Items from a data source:
• • • • •
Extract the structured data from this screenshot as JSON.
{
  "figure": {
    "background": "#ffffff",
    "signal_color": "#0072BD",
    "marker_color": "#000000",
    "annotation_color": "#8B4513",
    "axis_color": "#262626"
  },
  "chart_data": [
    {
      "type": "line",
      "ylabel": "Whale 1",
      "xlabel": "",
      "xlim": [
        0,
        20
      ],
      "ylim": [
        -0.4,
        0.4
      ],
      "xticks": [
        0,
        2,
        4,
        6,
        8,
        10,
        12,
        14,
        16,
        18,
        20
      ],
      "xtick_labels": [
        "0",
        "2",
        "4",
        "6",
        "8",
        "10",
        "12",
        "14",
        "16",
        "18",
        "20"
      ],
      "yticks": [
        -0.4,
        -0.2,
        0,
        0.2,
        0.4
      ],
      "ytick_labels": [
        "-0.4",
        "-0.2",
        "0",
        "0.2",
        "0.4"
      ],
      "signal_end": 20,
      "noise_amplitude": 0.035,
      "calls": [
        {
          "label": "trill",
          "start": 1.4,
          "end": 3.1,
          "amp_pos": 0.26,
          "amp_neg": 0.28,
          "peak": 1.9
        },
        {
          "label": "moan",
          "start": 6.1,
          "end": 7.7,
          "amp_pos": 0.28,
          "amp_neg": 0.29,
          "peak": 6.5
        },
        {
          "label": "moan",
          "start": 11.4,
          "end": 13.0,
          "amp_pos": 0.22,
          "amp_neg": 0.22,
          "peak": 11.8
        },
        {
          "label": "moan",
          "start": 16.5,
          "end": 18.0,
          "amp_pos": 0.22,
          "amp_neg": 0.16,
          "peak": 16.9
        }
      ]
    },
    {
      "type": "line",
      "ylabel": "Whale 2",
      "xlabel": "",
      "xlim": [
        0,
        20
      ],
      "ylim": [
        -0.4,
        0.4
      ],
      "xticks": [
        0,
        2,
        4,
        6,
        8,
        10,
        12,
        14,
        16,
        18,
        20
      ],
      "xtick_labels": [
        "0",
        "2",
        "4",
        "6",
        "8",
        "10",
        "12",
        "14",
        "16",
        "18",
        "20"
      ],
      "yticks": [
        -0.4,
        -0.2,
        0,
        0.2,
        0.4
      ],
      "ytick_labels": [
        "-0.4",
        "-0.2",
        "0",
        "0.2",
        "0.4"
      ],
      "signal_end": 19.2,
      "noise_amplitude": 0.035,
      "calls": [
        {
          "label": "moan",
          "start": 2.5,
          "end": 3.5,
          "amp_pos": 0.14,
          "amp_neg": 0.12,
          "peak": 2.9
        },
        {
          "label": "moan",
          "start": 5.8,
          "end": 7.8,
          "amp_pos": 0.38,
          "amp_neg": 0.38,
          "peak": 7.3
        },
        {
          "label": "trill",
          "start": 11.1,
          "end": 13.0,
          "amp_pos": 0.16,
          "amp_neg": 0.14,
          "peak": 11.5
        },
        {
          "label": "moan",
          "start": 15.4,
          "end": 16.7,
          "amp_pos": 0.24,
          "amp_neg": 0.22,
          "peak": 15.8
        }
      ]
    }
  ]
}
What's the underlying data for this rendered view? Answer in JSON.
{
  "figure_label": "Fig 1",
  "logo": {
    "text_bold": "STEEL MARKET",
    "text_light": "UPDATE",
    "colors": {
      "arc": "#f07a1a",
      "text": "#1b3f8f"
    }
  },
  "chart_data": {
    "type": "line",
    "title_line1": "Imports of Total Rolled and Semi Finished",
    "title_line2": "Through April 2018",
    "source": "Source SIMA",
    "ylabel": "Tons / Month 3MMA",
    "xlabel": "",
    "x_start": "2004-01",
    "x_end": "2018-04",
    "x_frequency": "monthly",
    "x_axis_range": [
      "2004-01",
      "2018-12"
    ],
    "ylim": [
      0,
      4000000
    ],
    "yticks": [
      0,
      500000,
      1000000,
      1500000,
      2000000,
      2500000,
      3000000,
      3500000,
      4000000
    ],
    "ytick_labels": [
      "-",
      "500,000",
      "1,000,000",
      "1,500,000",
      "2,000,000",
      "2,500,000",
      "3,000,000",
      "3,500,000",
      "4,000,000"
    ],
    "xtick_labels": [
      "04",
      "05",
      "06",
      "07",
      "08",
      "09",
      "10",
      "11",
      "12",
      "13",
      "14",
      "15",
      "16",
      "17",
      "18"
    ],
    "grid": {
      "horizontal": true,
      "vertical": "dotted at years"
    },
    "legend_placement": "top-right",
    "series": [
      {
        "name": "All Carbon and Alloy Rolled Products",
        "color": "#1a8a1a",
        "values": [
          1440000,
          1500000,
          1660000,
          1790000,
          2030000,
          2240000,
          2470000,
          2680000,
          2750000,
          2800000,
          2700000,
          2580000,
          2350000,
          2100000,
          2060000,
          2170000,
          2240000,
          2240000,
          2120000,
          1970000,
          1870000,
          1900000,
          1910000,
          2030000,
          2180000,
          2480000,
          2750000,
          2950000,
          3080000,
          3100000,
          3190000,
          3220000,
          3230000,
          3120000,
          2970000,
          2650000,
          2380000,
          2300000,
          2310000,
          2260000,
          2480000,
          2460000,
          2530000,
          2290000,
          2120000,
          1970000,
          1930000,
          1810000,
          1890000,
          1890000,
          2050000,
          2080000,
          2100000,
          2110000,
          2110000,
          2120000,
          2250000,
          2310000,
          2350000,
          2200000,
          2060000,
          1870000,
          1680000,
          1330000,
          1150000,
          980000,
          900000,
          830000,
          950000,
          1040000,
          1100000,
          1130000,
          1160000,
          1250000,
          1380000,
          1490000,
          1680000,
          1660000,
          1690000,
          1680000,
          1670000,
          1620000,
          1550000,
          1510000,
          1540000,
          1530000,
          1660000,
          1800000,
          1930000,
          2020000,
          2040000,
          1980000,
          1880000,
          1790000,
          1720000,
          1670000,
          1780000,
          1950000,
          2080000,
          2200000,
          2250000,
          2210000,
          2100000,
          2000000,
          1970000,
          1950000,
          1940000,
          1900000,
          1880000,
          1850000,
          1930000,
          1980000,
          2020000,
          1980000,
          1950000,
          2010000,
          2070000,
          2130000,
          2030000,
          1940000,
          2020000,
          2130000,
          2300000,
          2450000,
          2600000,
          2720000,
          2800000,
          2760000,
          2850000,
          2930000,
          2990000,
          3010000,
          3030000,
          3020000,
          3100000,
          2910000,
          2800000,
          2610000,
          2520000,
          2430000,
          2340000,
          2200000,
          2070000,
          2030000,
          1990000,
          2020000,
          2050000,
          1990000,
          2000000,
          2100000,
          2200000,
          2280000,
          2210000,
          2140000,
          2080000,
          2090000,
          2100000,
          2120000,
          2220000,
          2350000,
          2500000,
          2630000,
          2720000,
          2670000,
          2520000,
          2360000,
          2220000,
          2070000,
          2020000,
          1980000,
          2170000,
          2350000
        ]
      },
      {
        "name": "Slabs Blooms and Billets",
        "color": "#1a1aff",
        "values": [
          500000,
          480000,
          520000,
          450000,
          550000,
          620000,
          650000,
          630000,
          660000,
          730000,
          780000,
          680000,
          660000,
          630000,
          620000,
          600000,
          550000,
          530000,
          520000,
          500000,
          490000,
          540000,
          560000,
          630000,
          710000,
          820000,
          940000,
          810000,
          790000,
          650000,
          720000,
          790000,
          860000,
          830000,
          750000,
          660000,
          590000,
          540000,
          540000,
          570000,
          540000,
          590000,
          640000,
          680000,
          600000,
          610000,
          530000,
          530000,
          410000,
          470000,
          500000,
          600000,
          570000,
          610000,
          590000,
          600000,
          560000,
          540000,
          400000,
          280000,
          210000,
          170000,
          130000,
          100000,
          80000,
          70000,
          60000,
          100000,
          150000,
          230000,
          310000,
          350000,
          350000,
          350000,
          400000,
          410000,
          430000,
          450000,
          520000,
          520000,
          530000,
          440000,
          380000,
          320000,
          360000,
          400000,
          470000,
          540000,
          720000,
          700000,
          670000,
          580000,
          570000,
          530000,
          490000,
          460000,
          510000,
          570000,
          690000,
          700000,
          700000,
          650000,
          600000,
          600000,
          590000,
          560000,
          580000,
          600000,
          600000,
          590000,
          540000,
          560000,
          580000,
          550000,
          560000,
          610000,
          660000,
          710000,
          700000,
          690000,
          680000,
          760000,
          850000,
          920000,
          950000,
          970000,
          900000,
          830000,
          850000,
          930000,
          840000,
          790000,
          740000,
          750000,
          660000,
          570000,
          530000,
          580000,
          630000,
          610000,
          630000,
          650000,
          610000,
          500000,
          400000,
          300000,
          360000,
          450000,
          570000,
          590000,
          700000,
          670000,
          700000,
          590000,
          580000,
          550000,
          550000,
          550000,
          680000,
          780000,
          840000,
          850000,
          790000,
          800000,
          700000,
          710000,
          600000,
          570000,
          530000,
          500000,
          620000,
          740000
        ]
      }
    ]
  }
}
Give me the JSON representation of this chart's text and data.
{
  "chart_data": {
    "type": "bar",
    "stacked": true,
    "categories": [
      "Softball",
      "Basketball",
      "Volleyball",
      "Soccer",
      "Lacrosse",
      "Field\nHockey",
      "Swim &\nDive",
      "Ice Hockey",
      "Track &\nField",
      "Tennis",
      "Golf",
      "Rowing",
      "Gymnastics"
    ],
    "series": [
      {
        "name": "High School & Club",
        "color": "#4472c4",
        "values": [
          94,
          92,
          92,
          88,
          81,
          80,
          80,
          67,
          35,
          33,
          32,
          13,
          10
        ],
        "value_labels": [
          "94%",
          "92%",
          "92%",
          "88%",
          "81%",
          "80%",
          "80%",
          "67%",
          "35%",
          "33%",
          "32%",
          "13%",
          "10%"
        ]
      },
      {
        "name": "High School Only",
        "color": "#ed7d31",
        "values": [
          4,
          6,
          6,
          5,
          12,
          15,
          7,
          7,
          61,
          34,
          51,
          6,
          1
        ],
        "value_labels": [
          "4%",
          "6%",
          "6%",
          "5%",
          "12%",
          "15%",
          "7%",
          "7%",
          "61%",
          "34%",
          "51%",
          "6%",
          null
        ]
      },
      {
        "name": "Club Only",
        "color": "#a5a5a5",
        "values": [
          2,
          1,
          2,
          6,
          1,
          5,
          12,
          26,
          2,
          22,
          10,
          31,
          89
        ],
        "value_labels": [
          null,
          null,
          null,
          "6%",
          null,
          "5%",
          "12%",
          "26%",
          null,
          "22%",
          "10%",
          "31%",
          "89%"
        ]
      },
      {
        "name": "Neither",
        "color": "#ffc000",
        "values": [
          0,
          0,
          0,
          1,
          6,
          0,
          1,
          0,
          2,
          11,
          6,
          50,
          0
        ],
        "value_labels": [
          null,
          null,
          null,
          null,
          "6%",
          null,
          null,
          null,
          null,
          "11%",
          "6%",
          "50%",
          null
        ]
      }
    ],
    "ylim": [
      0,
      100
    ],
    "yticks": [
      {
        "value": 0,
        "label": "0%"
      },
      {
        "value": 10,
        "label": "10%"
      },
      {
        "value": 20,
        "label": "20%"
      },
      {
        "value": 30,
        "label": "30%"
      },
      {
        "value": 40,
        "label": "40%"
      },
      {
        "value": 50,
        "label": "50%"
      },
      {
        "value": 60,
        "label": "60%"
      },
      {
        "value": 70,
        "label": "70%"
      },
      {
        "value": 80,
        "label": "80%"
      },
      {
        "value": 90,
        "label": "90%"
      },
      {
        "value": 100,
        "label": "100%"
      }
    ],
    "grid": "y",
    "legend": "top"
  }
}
• • • • •
**What this task involves**:
List the lines of the material in which the word "Club" occurs.

**The response**:
        "name": "High School & Club",
        "name": "Club Only",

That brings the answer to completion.